WRITTEN PROBLEM — Reproduce the listing exactly and skip over any pictures.

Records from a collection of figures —
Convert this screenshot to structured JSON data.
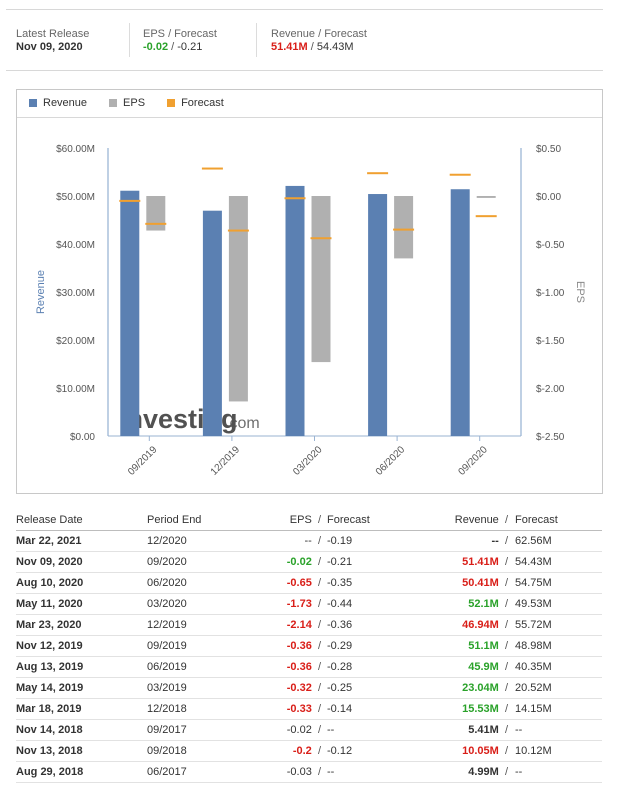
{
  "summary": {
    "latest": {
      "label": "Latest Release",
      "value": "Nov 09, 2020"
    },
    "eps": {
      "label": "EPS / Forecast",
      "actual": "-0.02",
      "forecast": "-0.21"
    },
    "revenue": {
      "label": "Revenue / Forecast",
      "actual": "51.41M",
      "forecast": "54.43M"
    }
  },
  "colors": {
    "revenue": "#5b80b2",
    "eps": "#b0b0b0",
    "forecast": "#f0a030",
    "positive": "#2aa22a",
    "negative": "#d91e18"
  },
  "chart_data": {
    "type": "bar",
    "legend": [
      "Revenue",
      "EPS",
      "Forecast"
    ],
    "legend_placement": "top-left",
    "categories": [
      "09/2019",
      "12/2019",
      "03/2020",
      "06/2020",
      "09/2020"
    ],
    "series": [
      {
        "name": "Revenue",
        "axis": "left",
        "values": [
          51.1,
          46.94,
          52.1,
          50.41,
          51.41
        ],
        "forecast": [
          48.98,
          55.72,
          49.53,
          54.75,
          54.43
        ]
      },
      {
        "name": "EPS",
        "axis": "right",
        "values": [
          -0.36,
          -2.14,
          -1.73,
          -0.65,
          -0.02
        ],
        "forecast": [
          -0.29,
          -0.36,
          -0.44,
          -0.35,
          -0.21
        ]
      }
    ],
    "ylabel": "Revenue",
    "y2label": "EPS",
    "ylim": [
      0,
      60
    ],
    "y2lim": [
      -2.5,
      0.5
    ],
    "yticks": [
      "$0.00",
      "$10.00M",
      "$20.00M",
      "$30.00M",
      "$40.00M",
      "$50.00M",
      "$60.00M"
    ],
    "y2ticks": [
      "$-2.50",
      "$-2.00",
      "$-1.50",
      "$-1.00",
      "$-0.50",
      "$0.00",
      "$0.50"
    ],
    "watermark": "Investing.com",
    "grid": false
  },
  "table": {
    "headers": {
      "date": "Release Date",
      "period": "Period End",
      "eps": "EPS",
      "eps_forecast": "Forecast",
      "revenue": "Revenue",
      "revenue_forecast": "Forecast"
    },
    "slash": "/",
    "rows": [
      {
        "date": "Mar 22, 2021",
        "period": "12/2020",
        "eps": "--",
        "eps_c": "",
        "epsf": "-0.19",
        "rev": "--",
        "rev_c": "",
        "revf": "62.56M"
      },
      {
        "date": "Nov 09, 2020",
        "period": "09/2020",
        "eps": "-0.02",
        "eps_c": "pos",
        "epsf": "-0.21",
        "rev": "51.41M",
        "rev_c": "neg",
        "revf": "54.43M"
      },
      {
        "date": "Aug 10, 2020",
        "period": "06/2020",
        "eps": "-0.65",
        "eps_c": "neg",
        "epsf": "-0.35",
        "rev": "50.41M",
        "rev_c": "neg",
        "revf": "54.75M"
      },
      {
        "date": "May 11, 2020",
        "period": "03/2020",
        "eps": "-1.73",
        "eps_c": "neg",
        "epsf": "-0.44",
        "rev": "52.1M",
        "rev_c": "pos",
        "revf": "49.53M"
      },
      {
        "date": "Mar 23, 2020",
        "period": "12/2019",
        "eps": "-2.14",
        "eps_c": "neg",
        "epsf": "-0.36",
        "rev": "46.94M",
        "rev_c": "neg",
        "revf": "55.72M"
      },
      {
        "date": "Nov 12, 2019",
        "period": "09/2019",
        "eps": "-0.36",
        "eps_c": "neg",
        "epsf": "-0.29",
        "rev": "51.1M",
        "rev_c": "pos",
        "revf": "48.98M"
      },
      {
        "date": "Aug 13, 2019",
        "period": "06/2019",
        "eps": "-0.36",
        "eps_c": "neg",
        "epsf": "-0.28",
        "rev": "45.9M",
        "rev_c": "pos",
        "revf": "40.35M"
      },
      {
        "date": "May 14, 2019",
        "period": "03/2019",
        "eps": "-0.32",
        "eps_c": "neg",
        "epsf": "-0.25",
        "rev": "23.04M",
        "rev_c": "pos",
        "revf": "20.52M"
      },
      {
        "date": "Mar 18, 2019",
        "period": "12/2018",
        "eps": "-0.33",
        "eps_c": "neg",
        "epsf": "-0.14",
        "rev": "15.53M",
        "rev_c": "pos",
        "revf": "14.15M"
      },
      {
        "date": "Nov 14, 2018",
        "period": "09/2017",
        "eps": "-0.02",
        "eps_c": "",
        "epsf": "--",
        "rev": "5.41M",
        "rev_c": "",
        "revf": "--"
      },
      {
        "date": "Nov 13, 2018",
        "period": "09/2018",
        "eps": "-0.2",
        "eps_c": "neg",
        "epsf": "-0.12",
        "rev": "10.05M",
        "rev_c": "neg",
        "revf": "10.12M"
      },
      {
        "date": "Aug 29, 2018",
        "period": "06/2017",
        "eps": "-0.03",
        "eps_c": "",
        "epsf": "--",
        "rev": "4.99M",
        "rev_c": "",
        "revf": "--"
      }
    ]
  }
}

RESPONSE FOR THIS EXERCISE —
Convert this screenshot to structured JSON data.
{
  "summary": {
    "latest": {
      "label": "Latest Release",
      "value": "Nov 09, 2020"
    },
    "eps": {
      "label": "EPS / Forecast",
      "actual": "-0.02",
      "forecast": "-0.21"
    },
    "revenue": {
      "label": "Revenue / Forecast",
      "actual": "51.41M",
      "forecast": "54.43M"
    }
  },
  "colors": {
    "revenue": "#5b80b2",
    "eps": "#b0b0b0",
    "forecast": "#f0a030",
    "positive": "#2aa22a",
    "negative": "#d91e18"
  },
  "chart_data": {
    "type": "bar",
    "legend": [
      "Revenue",
      "EPS",
      "Forecast"
    ],
    "legend_placement": "top-left",
    "categories": [
      "09/2019",
      "12/2019",
      "03/2020",
      "06/2020",
      "09/2020"
    ],
    "series": [
      {
        "name": "Revenue",
        "axis": "left",
        "values": [
          51.1,
          46.94,
          52.1,
          50.41,
          51.41
        ],
        "forecast": [
          48.98,
          55.72,
          49.53,
          54.75,
          54.43
        ]
      },
      {
        "name": "EPS",
        "axis": "right",
        "values": [
          -0.36,
          -2.14,
          -1.73,
          -0.65,
          -0.02
        ],
        "forecast": [
          -0.29,
          -0.36,
          -0.44,
          -0.35,
          -0.21
        ]
      }
    ],
    "ylabel": "Revenue",
    "y2label": "EPS",
    "ylim": [
      0,
      60
    ],
    "y2lim": [
      -2.5,
      0.5
    ],
    "yticks": [
      "$0.00",
      "$10.00M",
      "$20.00M",
      "$30.00M",
      "$40.00M",
      "$50.00M",
      "$60.00M"
    ],
    "y2ticks": [
      "$-2.50",
      "$-2.00",
      "$-1.50",
      "$-1.00",
      "$-0.50",
      "$0.00",
      "$0.50"
    ],
    "watermark": "Investing.com",
    "grid": false
  },
  "table": {
    "headers": {
      "date": "Release Date",
      "period": "Period End",
      "eps": "EPS",
      "eps_forecast": "Forecast",
      "revenue": "Revenue",
      "revenue_forecast": "Forecast"
    },
    "slash": "/",
    "rows": [
      {
        "date": "Mar 22, 2021",
        "period": "12/2020",
        "eps": "--",
        "eps_c": "",
        "epsf": "-0.19",
        "rev": "--",
        "rev_c": "",
        "revf": "62.56M"
      },
      {
        "date": "Nov 09, 2020",
        "period": "09/2020",
        "eps": "-0.02",
        "eps_c": "pos",
        "epsf": "-0.21",
        "rev": "51.41M",
        "rev_c": "neg",
        "revf": "54.43M"
      },
      {
        "date": "Aug 10, 2020",
        "period": "06/2020",
        "eps": "-0.65",
        "eps_c": "neg",
        "epsf": "-0.35",
        "rev": "50.41M",
        "rev_c": "neg",
        "revf": "54.75M"
      },
      {
        "date": "May 11, 2020",
        "period": "03/2020",
        "eps": "-1.73",
        "eps_c": "neg",
        "epsf": "-0.44",
        "rev": "52.1M",
        "rev_c": "pos",
        "revf": "49.53M"
      },
      {
        "date": "Mar 23, 2020",
        "period": "12/2019",
        "eps": "-2.14",
        "eps_c": "neg",
        "epsf": "-0.36",
        "rev": "46.94M",
        "rev_c": "neg",
        "revf": "55.72M"
      },
      {
        "date": "Nov 12, 2019",
        "period": "09/2019",
        "eps": "-0.36",
        "eps_c": "neg",
        "epsf": "-0.29",
        "rev": "51.1M",
        "rev_c": "pos",
        "revf": "48.98M"
      },
      {
        "date": "Aug 13, 2019",
        "period": "06/2019",
        "eps": "-0.36",
        "eps_c": "neg",
        "epsf": "-0.28",
        "rev": "45.9M",
        "rev_c": "pos",
        "revf": "40.35M"
      },
      {
        "date": "May 14, 2019",
        "period": "03/2019",
        "eps": "-0.32",
        "eps_c": "neg",
        "epsf": "-0.25",
        "rev": "23.04M",
        "rev_c": "pos",
        "revf": "20.52M"
      },
      {
        "date": "Mar 18, 2019",
        "period": "12/2018",
        "eps": "-0.33",
        "eps_c": "neg",
        "epsf": "-0.14",
        "rev": "15.53M",
        "rev_c": "pos",
        "revf": "14.15M"
      },
      {
        "date": "Nov 14, 2018",
        "period": "09/2017",
        "eps": "-0.02",
        "eps_c": "",
        "epsf": "--",
        "rev": "5.41M",
        "rev_c": "",
        "revf": "--"
      },
      {
        "date": "Nov 13, 2018",
        "period": "09/2018",
        "eps": "-0.2",
        "eps_c": "neg",
        "epsf": "-0.12",
        "rev": "10.05M",
        "rev_c": "neg",
        "revf": "10.12M"
      },
      {
        "date": "Aug 29, 2018",
        "period": "06/2017",
        "eps": "-0.03",
        "eps_c": "",
        "epsf": "--",
        "rev": "4.99M",
        "rev_c": "",
        "revf": "--"
      }
    ]
  }
}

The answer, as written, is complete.